— Task requirements —
Identify the lines bearing the string "英山县二程希望中学" and gather them.

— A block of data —
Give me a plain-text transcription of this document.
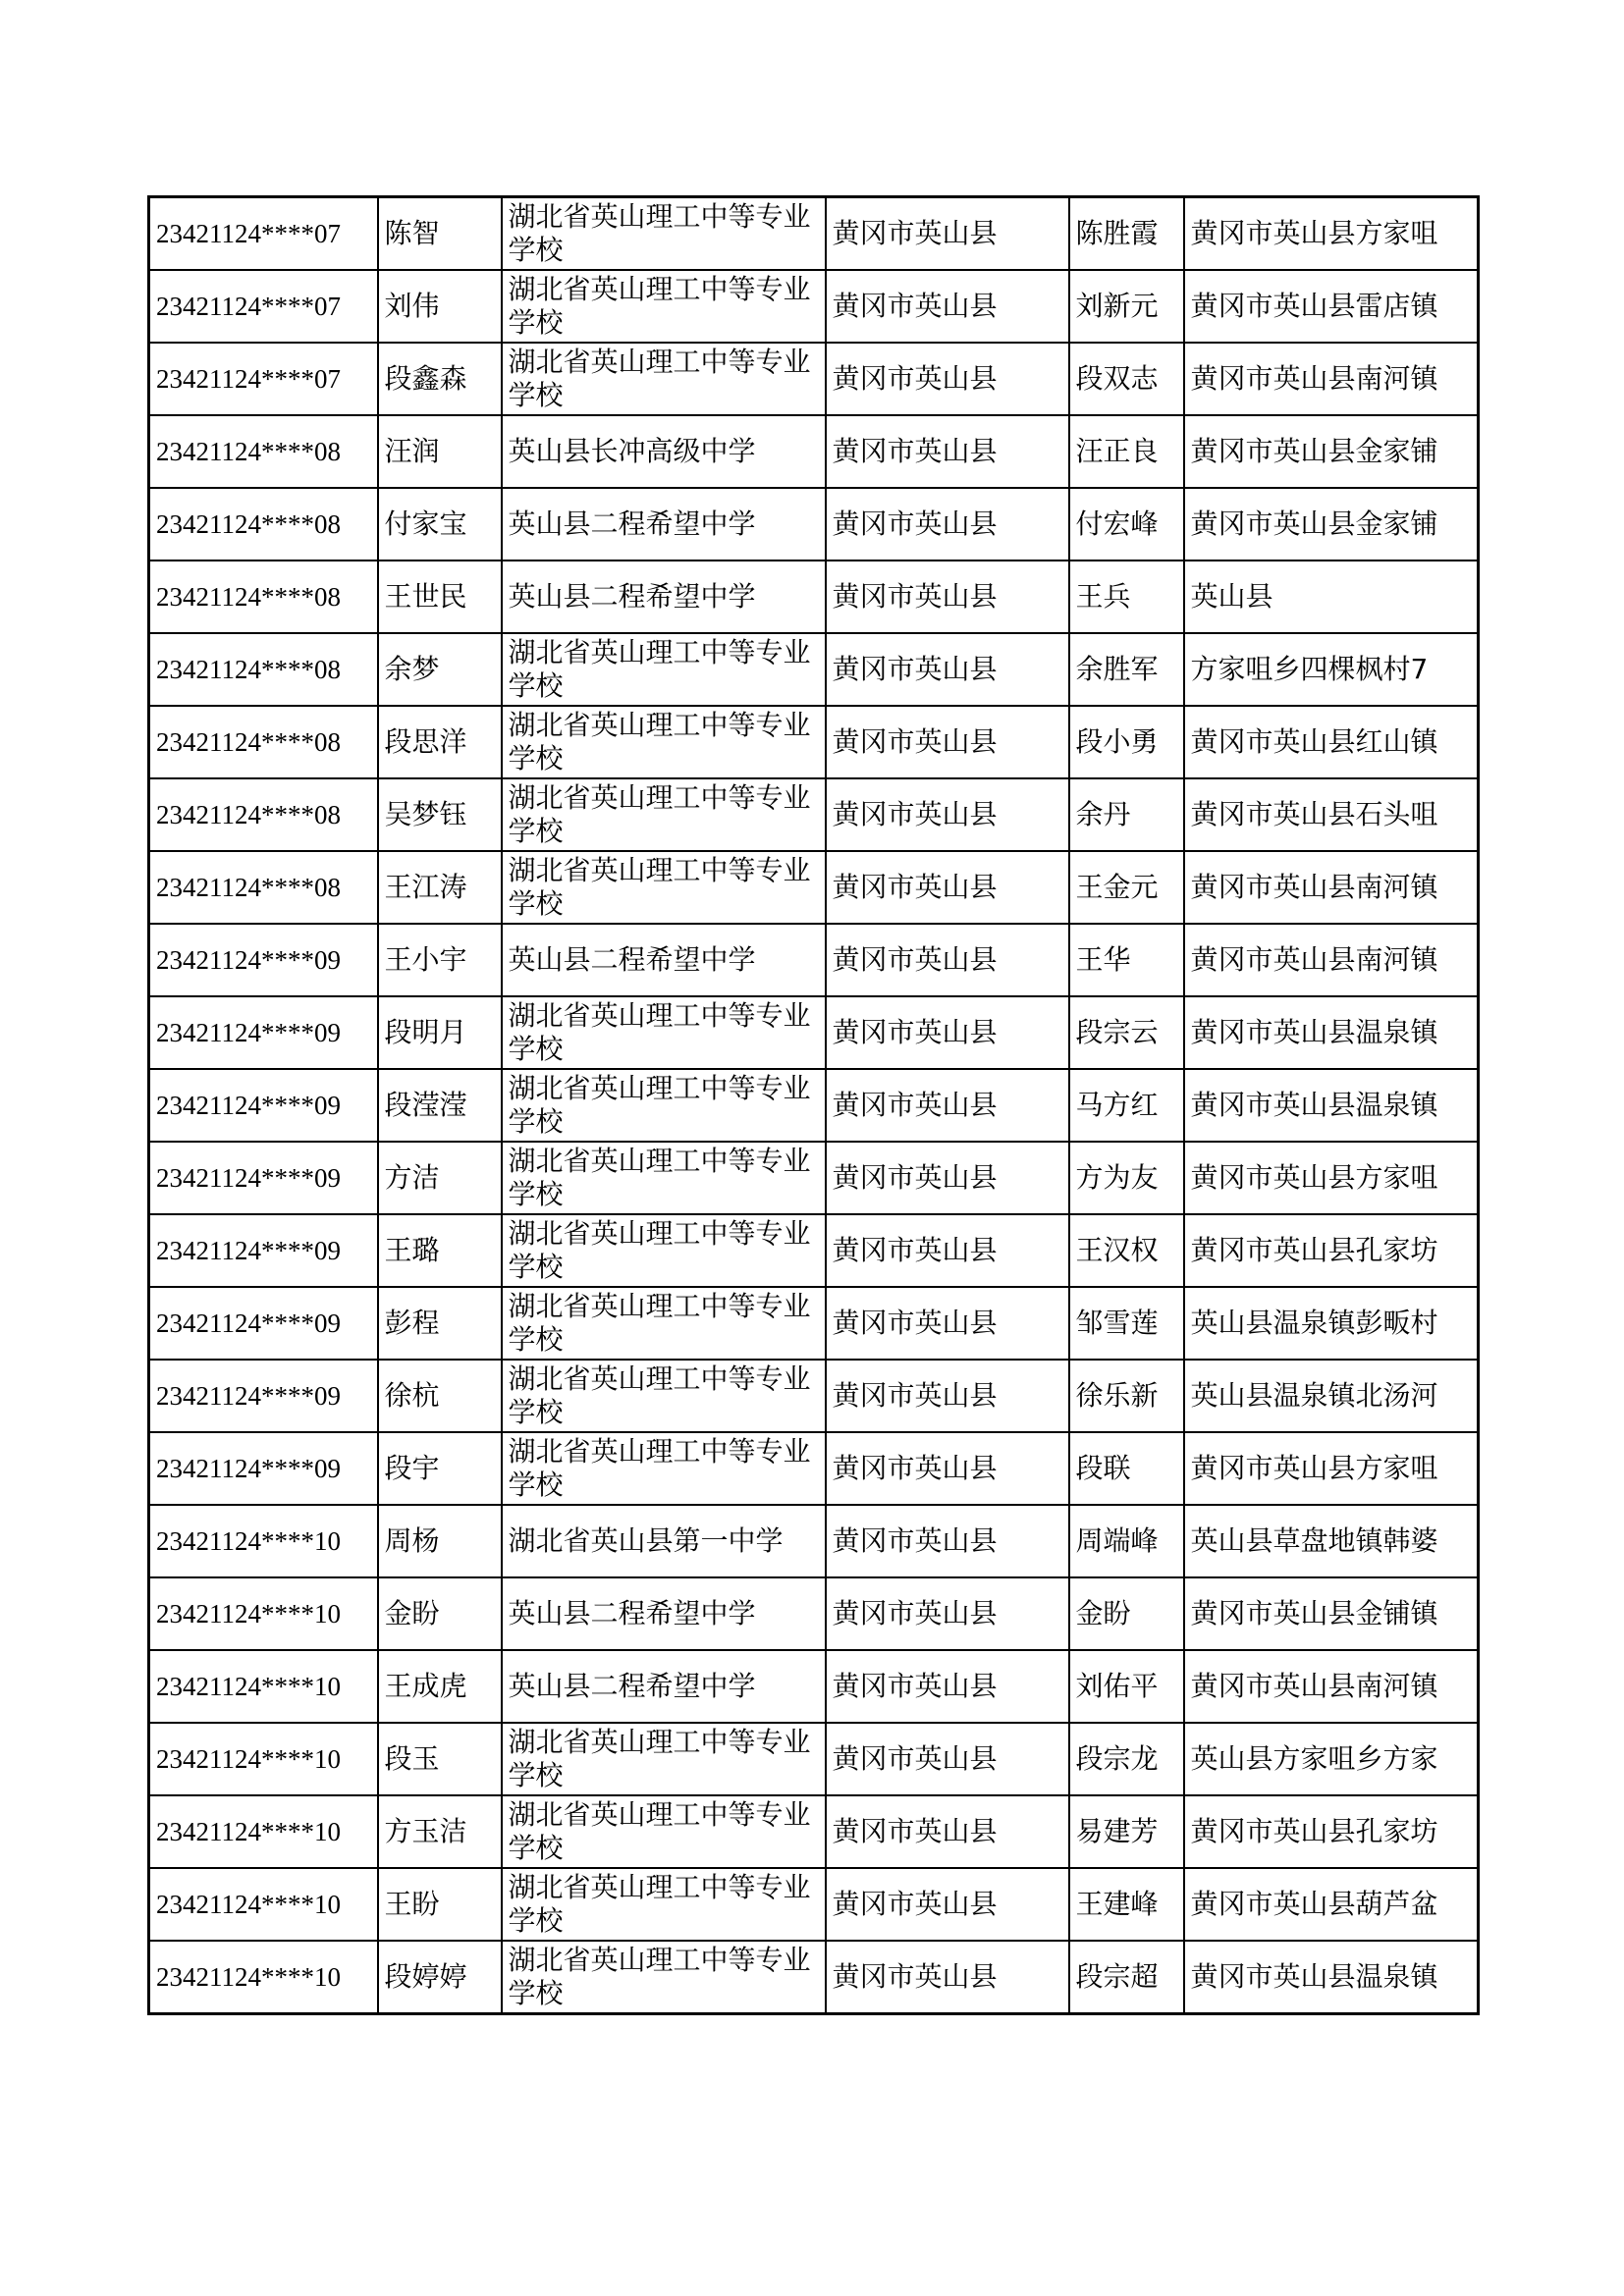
23421124****07	陈智	湖北省英山理工中等专业学校	黄冈市英山县	陈胜霞	黄冈市英山县方家咀
23421124****07	刘伟	湖北省英山理工中等专业学校	黄冈市英山县	刘新元	黄冈市英山县雷店镇
23421124****07	段鑫森	湖北省英山理工中等专业学校	黄冈市英山县	段双志	黄冈市英山县南河镇
23421124****08	汪润	英山县长冲高级中学	黄冈市英山县	汪正良	黄冈市英山县金家铺
23421124****08	付家宝	英山县二程希望中学	黄冈市英山县	付宏峰	黄冈市英山县金家铺
23421124****08	王世民	英山县二程希望中学	黄冈市英山县	王兵	英山县
23421124****08	余梦	湖北省英山理工中等专业学校	黄冈市英山县	余胜军	方家咀乡四棵枫村7
23421124****08	段思洋	湖北省英山理工中等专业学校	黄冈市英山县	段小勇	黄冈市英山县红山镇
23421124****08	吴梦钰	湖北省英山理工中等专业学校	黄冈市英山县	余丹	黄冈市英山县石头咀
23421124****08	王江涛	湖北省英山理工中等专业学校	黄冈市英山县	王金元	黄冈市英山县南河镇
23421124****09	王小宇	英山县二程希望中学	黄冈市英山县	王华	黄冈市英山县南河镇
23421124****09	段明月	湖北省英山理工中等专业学校	黄冈市英山县	段宗云	黄冈市英山县温泉镇
23421124****09	段滢滢	湖北省英山理工中等专业学校	黄冈市英山县	马方红	黄冈市英山县温泉镇
23421124****09	方洁	湖北省英山理工中等专业学校	黄冈市英山县	方为友	黄冈市英山县方家咀
23421124****09	王璐	湖北省英山理工中等专业学校	黄冈市英山县	王汉权	黄冈市英山县孔家坊
23421124****09	彭程	湖北省英山理工中等专业学校	黄冈市英山县	邹雪莲	英山县温泉镇彭畈村
23421124****09	徐杭	湖北省英山理工中等专业学校	黄冈市英山县	徐乐新	英山县温泉镇北汤河
23421124****09	段宇	湖北省英山理工中等专业学校	黄冈市英山县	段联	黄冈市英山县方家咀
23421124****10	周杨	湖北省英山县第一中学	黄冈市英山县	周端峰	英山县草盘地镇韩婆
23421124****10	金盼	英山县二程希望中学	黄冈市英山县	金盼	黄冈市英山县金铺镇
23421124****10	王成虎	英山县二程希望中学	黄冈市英山县	刘佑平	黄冈市英山县南河镇
23421124****10	段玉	湖北省英山理工中等专业学校	黄冈市英山县	段宗龙	英山县方家咀乡方家
23421124****10	方玉洁	湖北省英山理工中等专业学校	黄冈市英山县	易建芳	黄冈市英山县孔家坊
23421124****10	王盼	湖北省英山理工中等专业学校	黄冈市英山县	王建峰	黄冈市英山县葫芦盆
23421124****10	段婷婷	湖北省英山理工中等专业学校	黄冈市英山县	段宗超	黄冈市英山县温泉镇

— Response —
23421124****08	付家宝	英山县二程希望中学	黄冈市英山县	付宏峰	黄冈市英山县金家铺
23421124****08	王世民	英山县二程希望中学	黄冈市英山县	王兵	英山县
23421124****09	王小宇	英山县二程希望中学	黄冈市英山县	王华	黄冈市英山县南河镇
23421124****10	金盼	英山县二程希望中学	黄冈市英山县	金盼	黄冈市英山县金铺镇
23421124****10	王成虎	英山县二程希望中学	黄冈市英山县	刘佑平	黄冈市英山县南河镇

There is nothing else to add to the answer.